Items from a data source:

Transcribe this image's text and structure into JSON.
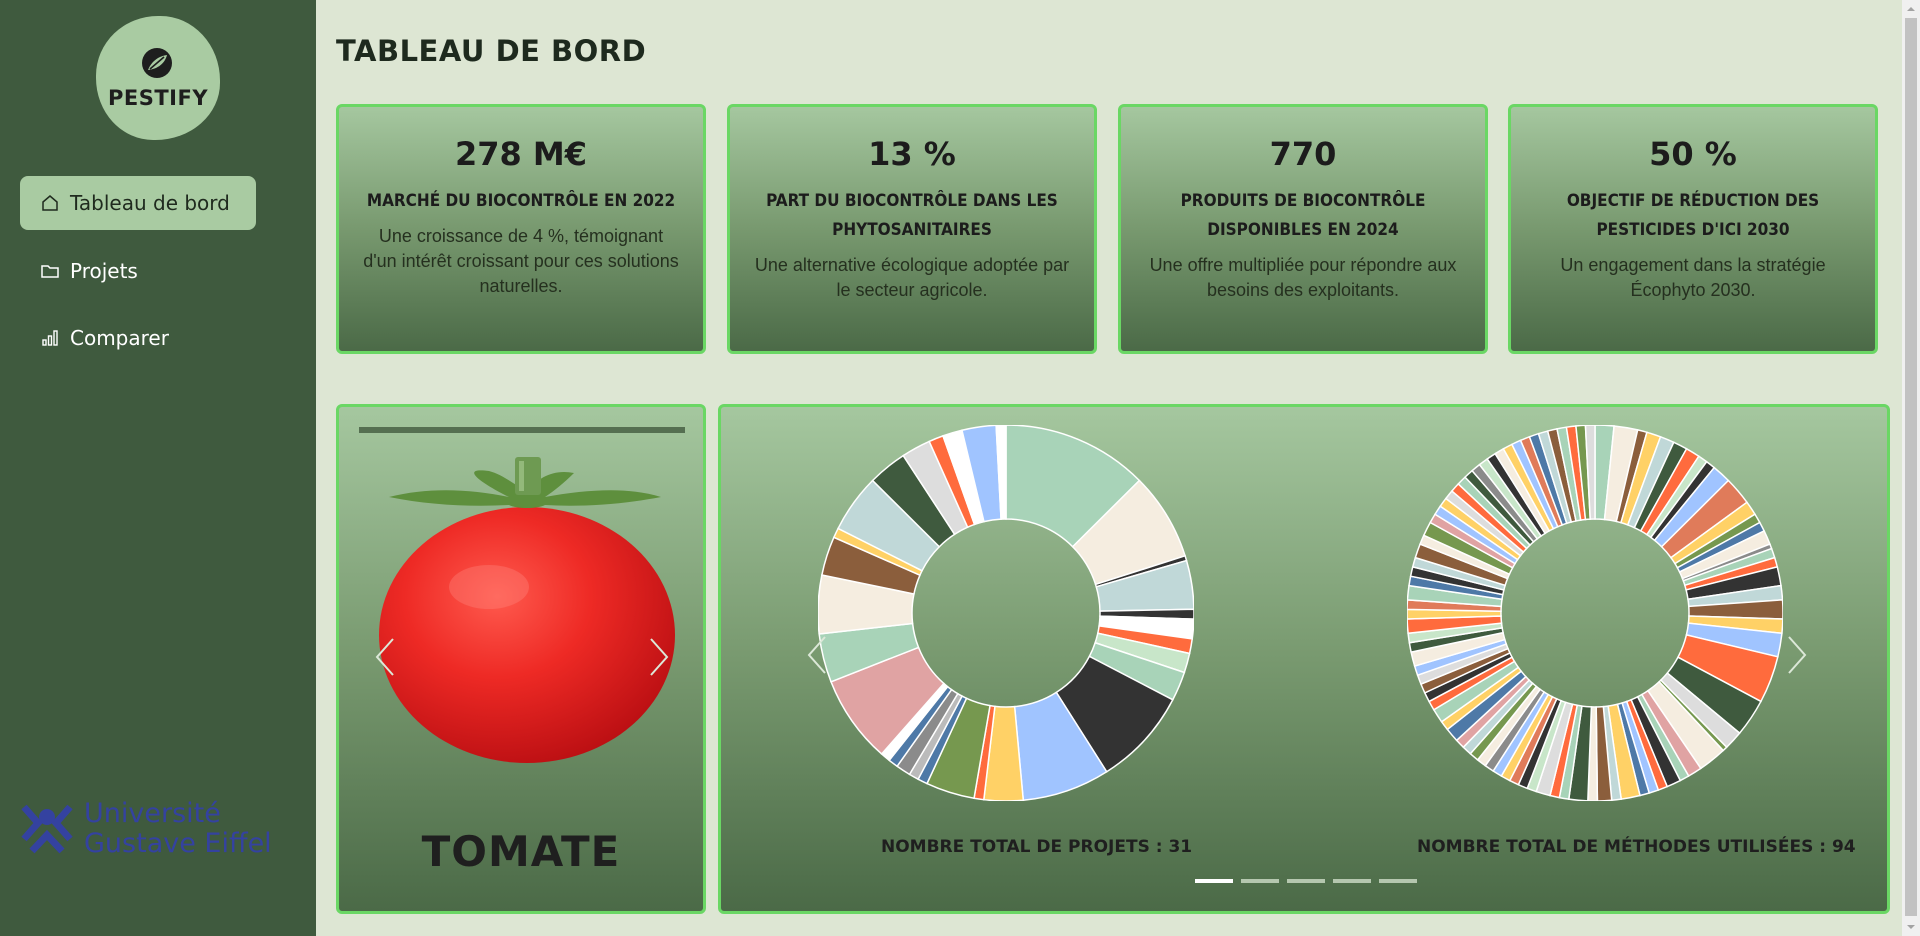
{
  "app": {
    "logo_text": "PESTIFY"
  },
  "sidebar": {
    "items": [
      {
        "label": "Tableau de bord",
        "icon": "home-icon",
        "active": true
      },
      {
        "label": "Projets",
        "icon": "folder-icon",
        "active": false
      },
      {
        "label": "Comparer",
        "icon": "bar-chart-icon",
        "active": false
      }
    ],
    "university_line1": "Université",
    "university_line2": "Gustave Eiffel"
  },
  "header": {
    "title": "TABLEAU DE BORD"
  },
  "stats": [
    {
      "value": "278 M€",
      "title": "MARCHÉ DU BIOCONTRÔLE EN 2022",
      "desc": "Une croissance de 4 %, témoignant d'un intérêt croissant pour ces solutions naturelles."
    },
    {
      "value": "13 %",
      "title": "PART DU BIOCONTRÔLE DANS LES PHYTOSANITAIRES",
      "desc": "Une alternative écologique adoptée par le secteur agricole."
    },
    {
      "value": "770",
      "title": "PRODUITS DE BIOCONTRÔLE DISPONIBLES EN 2024",
      "desc": "Une offre multipliée pour répondre aux besoins des exploitants."
    },
    {
      "value": "50 %",
      "title": "OBJECTIF DE RÉDUCTION DES PESTICIDES D'ICI 2030",
      "desc": "Un engagement dans la stratégie Écophyto 2030."
    }
  ],
  "vegetable": {
    "name": "TOMATE",
    "prev_icon": "chevron-left-icon",
    "next_icon": "chevron-right-icon"
  },
  "charts": {
    "projects_label": "NOMBRE TOTAL DE PROJETS : 31",
    "methods_label": "NOMBRE TOTAL DE MÉTHODES UTILISÉES : 94",
    "carousel_pages": 5,
    "active_page": 0
  },
  "colors": {
    "sidebar_bg": "#3f5a3e",
    "page_bg": "#dde6d3",
    "accent_border": "#6ad764",
    "active_nav": "#a9cba2",
    "university_blue": "#3442a0"
  },
  "chart_data": [
    {
      "type": "pie",
      "donut": true,
      "slice_count": 31,
      "values": [
        15,
        9,
        0.5,
        5,
        1,
        2,
        1.5,
        2,
        3,
        10,
        9,
        4,
        1,
        5,
        1,
        1,
        1.5,
        1,
        1,
        9,
        5,
        6,
        4,
        1,
        6,
        4,
        3,
        1.5,
        2,
        3.5,
        1
      ],
      "colors": [
        "#a8d3b8",
        "#f5ede0",
        "#333333",
        "#c0d8d8",
        "#333333",
        "#ffffff",
        "#ff6b3d",
        "#c8e6c9",
        "#a8d3b8",
        "#333333",
        "#a0c4ff",
        "#ffd166",
        "#ff6b3d",
        "#76984f",
        "#4e79a7",
        "#bbbbbb",
        "#8b8b8b",
        "#4e79a7",
        "#ffffff",
        "#e0a3a3",
        "#a8d3b8",
        "#f5ede0",
        "#8b5e3c",
        "#ffd166",
        "#c0d8d8",
        "#3f5a3e",
        "#dddddd",
        "#ff6b3d",
        "#ffffff",
        "#a0c4ff",
        "#ffffff"
      ]
    },
    {
      "type": "pie",
      "donut": true,
      "slice_count": 94,
      "values": [
        2,
        2.5,
        1,
        1.5,
        1.5,
        1.5,
        1.5,
        1,
        1,
        2,
        3,
        1.5,
        1,
        1,
        1.5,
        0.5,
        1,
        1,
        2,
        1.5,
        2,
        1.5,
        2.5,
        5,
        4,
        2,
        0.5,
        3,
        1.5,
        1,
        1.5,
        1,
        1,
        1,
        2,
        1,
        1.5,
        1,
        2,
        1,
        1,
        1.5,
        1,
        1,
        1,
        1,
        1,
        1,
        1,
        1,
        1,
        1,
        1.5,
        1,
        1.5,
        1,
        1,
        1,
        1,
        1,
        1.5,
        1,
        1,
        1.5,
        1,
        1,
        1.5,
        1,
        1,
        1,
        1.5,
        1,
        1.5,
        1,
        1,
        1,
        1,
        1,
        1,
        1,
        1,
        1,
        1,
        1,
        1,
        1,
        1,
        1,
        1,
        1,
        1,
        1,
        1,
        1
      ],
      "colors": [
        "#a8d3b8",
        "#f5ede0",
        "#8b5e3c",
        "#ffd166",
        "#c0d8d8",
        "#3f5a3e",
        "#ff6b3d",
        "#c8e6c9",
        "#333333",
        "#a0c4ff",
        "#e07b5a",
        "#ffd166",
        "#76984f",
        "#4e79a7",
        "#f5ede0",
        "#8b8b8b",
        "#a8d3b8",
        "#ff6b3d",
        "#333333",
        "#c0d8d8",
        "#8b5e3c",
        "#ffd166",
        "#a0c4ff",
        "#ff6b3d",
        "#3f5a3e",
        "#dddddd",
        "#76984f",
        "#f5ede0",
        "#e0a3a3",
        "#a8d3b8",
        "#333333",
        "#ff6b3d",
        "#a0c4ff",
        "#4e79a7",
        "#ffd166",
        "#c0d8d8",
        "#8b5e3c",
        "#f5ede0",
        "#3f5a3e",
        "#a8d3b8",
        "#ff6b3d",
        "#dddddd",
        "#c8e6c9",
        "#333333",
        "#e07b5a",
        "#ffd166",
        "#a0c4ff",
        "#8b8b8b",
        "#f5ede0",
        "#76984f",
        "#c0d8d8",
        "#e0a3a3",
        "#4e79a7",
        "#ffd166",
        "#a8d3b8",
        "#ff6b3d",
        "#333333",
        "#8b5e3c",
        "#dddddd",
        "#a0c4ff",
        "#f5ede0",
        "#3f5a3e",
        "#c8e6c9",
        "#ff6b3d",
        "#ffd166",
        "#e07b5a",
        "#a8d3b8",
        "#4e79a7",
        "#333333",
        "#c0d8d8",
        "#8b5e3c",
        "#f5ede0",
        "#76984f",
        "#e0a3a3",
        "#a0c4ff",
        "#ffd166",
        "#dddddd",
        "#ff6b3d",
        "#a8d3b8",
        "#3f5a3e",
        "#8b8b8b",
        "#c8e6c9",
        "#333333",
        "#f5ede0",
        "#ffd166",
        "#a0c4ff",
        "#e07b5a",
        "#4e79a7",
        "#c0d8d8",
        "#8b5e3c",
        "#a8d3b8",
        "#ff6b3d",
        "#76984f",
        "#dddddd"
      ]
    }
  ]
}
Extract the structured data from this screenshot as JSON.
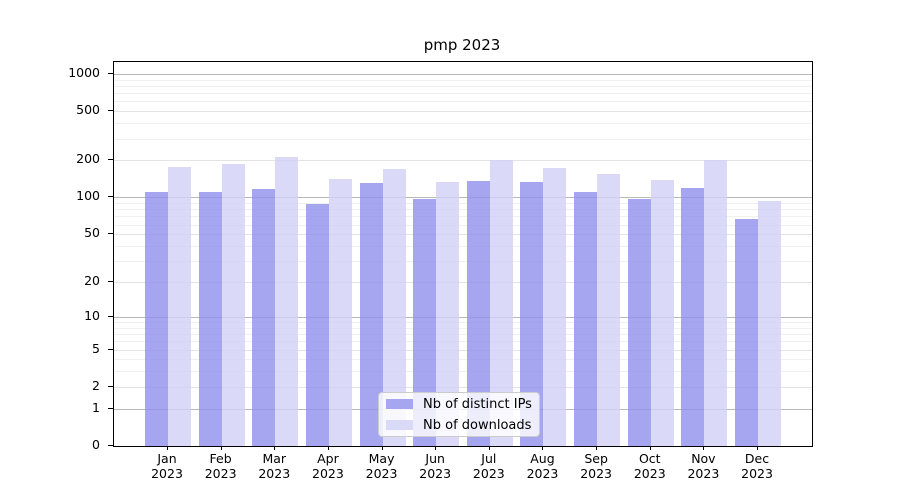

SET PROBLEM:
Without the pictures, retype the whole of the material above exactly.

RESPONSE TO THE EXERCISE:
Transcribe this image's text and structure into JSON.
{
  "app": {
    "logo_text": "PESTIFY"
  },
  "sidebar": {
    "items": [
      {
        "label": "Tableau de bord",
        "icon": "home-icon",
        "active": true
      },
      {
        "label": "Projets",
        "icon": "folder-icon",
        "active": false
      },
      {
        "label": "Comparer",
        "icon": "bar-chart-icon",
        "active": false
      }
    ],
    "university_line1": "Université",
    "university_line2": "Gustave Eiffel"
  },
  "header": {
    "title": "TABLEAU DE BORD"
  },
  "stats": [
    {
      "value": "278 M€",
      "title": "MARCHÉ DU BIOCONTRÔLE EN 2022",
      "desc": "Une croissance de 4 %, témoignant d'un intérêt croissant pour ces solutions naturelles."
    },
    {
      "value": "13 %",
      "title": "PART DU BIOCONTRÔLE DANS LES PHYTOSANITAIRES",
      "desc": "Une alternative écologique adoptée par le secteur agricole."
    },
    {
      "value": "770",
      "title": "PRODUITS DE BIOCONTRÔLE DISPONIBLES EN 2024",
      "desc": "Une offre multipliée pour répondre aux besoins des exploitants."
    },
    {
      "value": "50 %",
      "title": "OBJECTIF DE RÉDUCTION DES PESTICIDES D'ICI 2030",
      "desc": "Un engagement dans la stratégie Écophyto 2030."
    }
  ],
  "vegetable": {
    "name": "TOMATE",
    "prev_icon": "chevron-left-icon",
    "next_icon": "chevron-right-icon"
  },
  "charts": {
    "projects_label": "NOMBRE TOTAL DE PROJETS : 31",
    "methods_label": "NOMBRE TOTAL DE MÉTHODES UTILISÉES : 94",
    "carousel_pages": 5,
    "active_page": 0
  },
  "colors": {
    "sidebar_bg": "#3f5a3e",
    "page_bg": "#dde6d3",
    "accent_border": "#6ad764",
    "active_nav": "#a9cba2",
    "university_blue": "#3442a0"
  },
  "chart_data": [
    {
      "type": "pie",
      "donut": true,
      "slice_count": 31,
      "values": [
        15,
        9,
        0.5,
        5,
        1,
        2,
        1.5,
        2,
        3,
        10,
        9,
        4,
        1,
        5,
        1,
        1,
        1.5,
        1,
        1,
        9,
        5,
        6,
        4,
        1,
        6,
        4,
        3,
        1.5,
        2,
        3.5,
        1
      ],
      "colors": [
        "#a8d3b8",
        "#f5ede0",
        "#333333",
        "#c0d8d8",
        "#333333",
        "#ffffff",
        "#ff6b3d",
        "#c8e6c9",
        "#a8d3b8",
        "#333333",
        "#a0c4ff",
        "#ffd166",
        "#ff6b3d",
        "#76984f",
        "#4e79a7",
        "#bbbbbb",
        "#8b8b8b",
        "#4e79a7",
        "#ffffff",
        "#e0a3a3",
        "#a8d3b8",
        "#f5ede0",
        "#8b5e3c",
        "#ffd166",
        "#c0d8d8",
        "#3f5a3e",
        "#dddddd",
        "#ff6b3d",
        "#ffffff",
        "#a0c4ff",
        "#ffffff"
      ]
    },
    {
      "type": "pie",
      "donut": true,
      "slice_count": 94,
      "values": [
        2,
        2.5,
        1,
        1.5,
        1.5,
        1.5,
        1.5,
        1,
        1,
        2,
        3,
        1.5,
        1,
        1,
        1.5,
        0.5,
        1,
        1,
        2,
        1.5,
        2,
        1.5,
        2.5,
        5,
        4,
        2,
        0.5,
        3,
        1.5,
        1,
        1.5,
        1,
        1,
        1,
        2,
        1,
        1.5,
        1,
        2,
        1,
        1,
        1.5,
        1,
        1,
        1,
        1,
        1,
        1,
        1,
        1,
        1,
        1,
        1.5,
        1,
        1.5,
        1,
        1,
        1,
        1,
        1,
        1.5,
        1,
        1,
        1.5,
        1,
        1,
        1.5,
        1,
        1,
        1,
        1.5,
        1,
        1.5,
        1,
        1,
        1,
        1,
        1,
        1,
        1,
        1,
        1,
        1,
        1,
        1,
        1,
        1,
        1,
        1,
        1,
        1,
        1,
        1,
        1
      ],
      "colors": [
        "#a8d3b8",
        "#f5ede0",
        "#8b5e3c",
        "#ffd166",
        "#c0d8d8",
        "#3f5a3e",
        "#ff6b3d",
        "#c8e6c9",
        "#333333",
        "#a0c4ff",
        "#e07b5a",
        "#ffd166",
        "#76984f",
        "#4e79a7",
        "#f5ede0",
        "#8b8b8b",
        "#a8d3b8",
        "#ff6b3d",
        "#333333",
        "#c0d8d8",
        "#8b5e3c",
        "#ffd166",
        "#a0c4ff",
        "#ff6b3d",
        "#3f5a3e",
        "#dddddd",
        "#76984f",
        "#f5ede0",
        "#e0a3a3",
        "#a8d3b8",
        "#333333",
        "#ff6b3d",
        "#a0c4ff",
        "#4e79a7",
        "#ffd166",
        "#c0d8d8",
        "#8b5e3c",
        "#f5ede0",
        "#3f5a3e",
        "#a8d3b8",
        "#ff6b3d",
        "#dddddd",
        "#c8e6c9",
        "#333333",
        "#e07b5a",
        "#ffd166",
        "#a0c4ff",
        "#8b8b8b",
        "#f5ede0",
        "#76984f",
        "#c0d8d8",
        "#e0a3a3",
        "#4e79a7",
        "#ffd166",
        "#a8d3b8",
        "#ff6b3d",
        "#333333",
        "#8b5e3c",
        "#dddddd",
        "#a0c4ff",
        "#f5ede0",
        "#3f5a3e",
        "#c8e6c9",
        "#ff6b3d",
        "#ffd166",
        "#e07b5a",
        "#a8d3b8",
        "#4e79a7",
        "#333333",
        "#c0d8d8",
        "#8b5e3c",
        "#f5ede0",
        "#76984f",
        "#e0a3a3",
        "#a0c4ff",
        "#ffd166",
        "#dddddd",
        "#ff6b3d",
        "#a8d3b8",
        "#3f5a3e",
        "#8b8b8b",
        "#c8e6c9",
        "#333333",
        "#f5ede0",
        "#ffd166",
        "#a0c4ff",
        "#e07b5a",
        "#4e79a7",
        "#c0d8d8",
        "#8b5e3c",
        "#a8d3b8",
        "#ff6b3d",
        "#76984f",
        "#dddddd"
      ]
    }
  ]
}
Extract the structured data from this screenshot as JSON.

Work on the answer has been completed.